Extracted data entries

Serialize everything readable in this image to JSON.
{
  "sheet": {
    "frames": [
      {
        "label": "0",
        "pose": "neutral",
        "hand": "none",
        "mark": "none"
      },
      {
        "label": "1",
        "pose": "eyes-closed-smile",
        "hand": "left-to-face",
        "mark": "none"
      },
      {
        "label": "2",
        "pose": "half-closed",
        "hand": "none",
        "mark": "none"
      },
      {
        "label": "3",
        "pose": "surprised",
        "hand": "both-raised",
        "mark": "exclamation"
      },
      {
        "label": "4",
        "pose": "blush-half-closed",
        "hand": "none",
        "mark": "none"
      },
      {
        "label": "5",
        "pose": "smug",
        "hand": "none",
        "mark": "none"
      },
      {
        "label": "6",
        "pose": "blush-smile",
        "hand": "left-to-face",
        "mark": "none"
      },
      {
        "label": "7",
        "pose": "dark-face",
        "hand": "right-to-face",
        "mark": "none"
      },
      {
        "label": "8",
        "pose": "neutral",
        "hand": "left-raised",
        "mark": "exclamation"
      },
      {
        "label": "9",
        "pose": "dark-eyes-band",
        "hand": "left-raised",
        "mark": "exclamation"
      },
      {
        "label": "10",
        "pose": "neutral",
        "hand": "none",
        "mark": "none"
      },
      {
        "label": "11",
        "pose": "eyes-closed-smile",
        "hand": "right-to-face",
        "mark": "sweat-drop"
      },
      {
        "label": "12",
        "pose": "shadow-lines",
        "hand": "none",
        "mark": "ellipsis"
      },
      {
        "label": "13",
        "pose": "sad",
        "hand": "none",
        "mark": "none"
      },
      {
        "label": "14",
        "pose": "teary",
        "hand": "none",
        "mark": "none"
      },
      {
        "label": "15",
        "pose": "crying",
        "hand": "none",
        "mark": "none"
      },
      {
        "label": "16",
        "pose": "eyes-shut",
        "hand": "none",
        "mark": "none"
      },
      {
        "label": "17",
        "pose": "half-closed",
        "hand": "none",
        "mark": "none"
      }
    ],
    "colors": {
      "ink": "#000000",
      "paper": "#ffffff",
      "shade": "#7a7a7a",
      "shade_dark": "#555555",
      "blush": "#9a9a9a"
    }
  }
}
* * *
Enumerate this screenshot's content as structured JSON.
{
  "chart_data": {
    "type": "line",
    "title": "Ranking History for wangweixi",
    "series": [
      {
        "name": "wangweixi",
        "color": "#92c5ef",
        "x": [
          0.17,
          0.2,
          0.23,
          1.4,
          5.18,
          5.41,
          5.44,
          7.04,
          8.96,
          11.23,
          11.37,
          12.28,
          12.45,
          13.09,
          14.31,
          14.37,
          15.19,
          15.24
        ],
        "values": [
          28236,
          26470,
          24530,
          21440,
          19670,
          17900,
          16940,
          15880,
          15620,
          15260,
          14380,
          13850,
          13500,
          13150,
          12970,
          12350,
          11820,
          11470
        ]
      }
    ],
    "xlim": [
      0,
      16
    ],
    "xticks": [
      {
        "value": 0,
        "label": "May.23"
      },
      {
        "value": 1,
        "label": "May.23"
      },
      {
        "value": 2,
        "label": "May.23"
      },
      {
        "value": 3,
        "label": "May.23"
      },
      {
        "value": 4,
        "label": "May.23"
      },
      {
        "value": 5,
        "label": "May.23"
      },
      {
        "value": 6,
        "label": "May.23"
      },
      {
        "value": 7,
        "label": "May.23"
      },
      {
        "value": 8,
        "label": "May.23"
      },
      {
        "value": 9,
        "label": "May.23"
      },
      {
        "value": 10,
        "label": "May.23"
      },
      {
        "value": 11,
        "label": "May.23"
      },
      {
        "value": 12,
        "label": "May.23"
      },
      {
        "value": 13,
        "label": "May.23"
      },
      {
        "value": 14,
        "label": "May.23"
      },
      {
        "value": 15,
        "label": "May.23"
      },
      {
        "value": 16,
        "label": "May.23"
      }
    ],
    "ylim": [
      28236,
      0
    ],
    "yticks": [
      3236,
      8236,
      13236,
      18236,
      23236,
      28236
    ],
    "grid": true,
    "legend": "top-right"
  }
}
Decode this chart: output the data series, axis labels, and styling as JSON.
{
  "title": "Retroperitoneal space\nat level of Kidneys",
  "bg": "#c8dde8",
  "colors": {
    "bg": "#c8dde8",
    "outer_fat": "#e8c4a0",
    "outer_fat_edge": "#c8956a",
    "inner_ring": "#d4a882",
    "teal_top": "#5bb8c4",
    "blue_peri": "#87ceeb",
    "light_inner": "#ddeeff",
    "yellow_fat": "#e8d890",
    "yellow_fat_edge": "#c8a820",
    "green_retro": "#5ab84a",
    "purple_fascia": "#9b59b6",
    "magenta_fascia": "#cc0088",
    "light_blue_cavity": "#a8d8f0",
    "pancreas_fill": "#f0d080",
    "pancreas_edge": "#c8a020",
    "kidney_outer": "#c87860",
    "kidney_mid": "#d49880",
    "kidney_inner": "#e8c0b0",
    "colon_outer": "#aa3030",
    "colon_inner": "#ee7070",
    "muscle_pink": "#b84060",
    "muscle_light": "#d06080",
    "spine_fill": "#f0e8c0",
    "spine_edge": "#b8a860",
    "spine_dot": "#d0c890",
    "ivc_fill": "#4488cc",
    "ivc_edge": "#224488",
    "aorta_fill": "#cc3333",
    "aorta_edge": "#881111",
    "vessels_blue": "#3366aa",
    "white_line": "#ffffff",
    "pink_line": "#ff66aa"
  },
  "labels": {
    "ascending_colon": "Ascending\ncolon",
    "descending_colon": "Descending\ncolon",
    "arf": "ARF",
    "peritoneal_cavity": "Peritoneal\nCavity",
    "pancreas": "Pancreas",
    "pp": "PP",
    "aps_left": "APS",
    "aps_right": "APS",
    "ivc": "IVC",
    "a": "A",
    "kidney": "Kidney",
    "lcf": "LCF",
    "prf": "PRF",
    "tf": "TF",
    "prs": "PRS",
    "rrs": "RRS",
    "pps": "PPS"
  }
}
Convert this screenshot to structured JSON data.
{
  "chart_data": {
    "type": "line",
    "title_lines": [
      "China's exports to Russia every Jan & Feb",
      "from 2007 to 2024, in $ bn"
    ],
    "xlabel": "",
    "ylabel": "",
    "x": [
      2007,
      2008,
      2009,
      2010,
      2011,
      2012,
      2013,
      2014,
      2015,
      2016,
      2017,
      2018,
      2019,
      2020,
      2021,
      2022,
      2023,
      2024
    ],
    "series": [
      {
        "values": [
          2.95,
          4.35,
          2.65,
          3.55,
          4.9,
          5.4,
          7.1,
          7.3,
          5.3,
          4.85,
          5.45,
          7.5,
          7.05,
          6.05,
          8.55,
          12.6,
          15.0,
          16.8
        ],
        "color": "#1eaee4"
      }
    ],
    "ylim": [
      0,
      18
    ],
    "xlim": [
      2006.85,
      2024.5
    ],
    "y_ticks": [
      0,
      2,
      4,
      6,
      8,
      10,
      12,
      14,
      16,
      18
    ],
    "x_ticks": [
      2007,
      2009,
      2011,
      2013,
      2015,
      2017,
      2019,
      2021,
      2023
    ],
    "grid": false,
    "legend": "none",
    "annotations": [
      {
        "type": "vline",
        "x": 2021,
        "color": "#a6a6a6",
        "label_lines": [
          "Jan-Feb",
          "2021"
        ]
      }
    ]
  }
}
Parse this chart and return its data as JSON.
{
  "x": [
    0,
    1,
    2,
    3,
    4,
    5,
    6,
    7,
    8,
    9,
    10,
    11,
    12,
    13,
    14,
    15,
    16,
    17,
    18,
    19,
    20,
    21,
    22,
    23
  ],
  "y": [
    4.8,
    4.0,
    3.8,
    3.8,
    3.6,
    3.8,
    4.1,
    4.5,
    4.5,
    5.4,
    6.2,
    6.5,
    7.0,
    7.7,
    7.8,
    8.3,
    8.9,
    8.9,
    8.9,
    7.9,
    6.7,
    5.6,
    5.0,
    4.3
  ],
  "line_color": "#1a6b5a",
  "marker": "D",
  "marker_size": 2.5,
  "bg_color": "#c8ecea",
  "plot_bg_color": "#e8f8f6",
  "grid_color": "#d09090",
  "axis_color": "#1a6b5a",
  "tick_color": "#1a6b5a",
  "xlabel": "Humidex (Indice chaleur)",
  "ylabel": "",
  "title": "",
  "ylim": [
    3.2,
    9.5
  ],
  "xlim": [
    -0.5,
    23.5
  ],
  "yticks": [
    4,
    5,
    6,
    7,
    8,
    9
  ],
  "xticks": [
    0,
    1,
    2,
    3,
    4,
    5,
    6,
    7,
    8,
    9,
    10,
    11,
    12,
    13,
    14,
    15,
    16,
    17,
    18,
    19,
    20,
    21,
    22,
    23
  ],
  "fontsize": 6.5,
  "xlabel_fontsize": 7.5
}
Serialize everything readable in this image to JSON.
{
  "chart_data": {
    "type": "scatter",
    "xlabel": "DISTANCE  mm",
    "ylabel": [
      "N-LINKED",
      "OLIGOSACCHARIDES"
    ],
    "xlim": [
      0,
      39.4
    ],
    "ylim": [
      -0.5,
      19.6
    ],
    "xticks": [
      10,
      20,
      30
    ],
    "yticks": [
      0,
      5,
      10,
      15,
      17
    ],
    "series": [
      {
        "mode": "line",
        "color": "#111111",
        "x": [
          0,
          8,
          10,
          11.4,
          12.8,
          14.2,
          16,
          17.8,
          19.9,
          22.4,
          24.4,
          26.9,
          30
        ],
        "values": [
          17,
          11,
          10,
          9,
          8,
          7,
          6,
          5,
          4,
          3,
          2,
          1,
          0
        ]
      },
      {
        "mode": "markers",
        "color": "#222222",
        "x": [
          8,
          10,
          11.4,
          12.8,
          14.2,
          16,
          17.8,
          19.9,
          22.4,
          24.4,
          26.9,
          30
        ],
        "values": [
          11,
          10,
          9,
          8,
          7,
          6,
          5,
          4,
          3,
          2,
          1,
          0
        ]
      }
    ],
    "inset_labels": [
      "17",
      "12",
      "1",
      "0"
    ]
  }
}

> **WHAT IS NEEDED**
Find "ncolon". Copy every line it occurs in.

> **RIGHT ANSWER**
    "ascending_colon": "Ascending\ncolon",
    "descending_colon": "Descending\ncolon",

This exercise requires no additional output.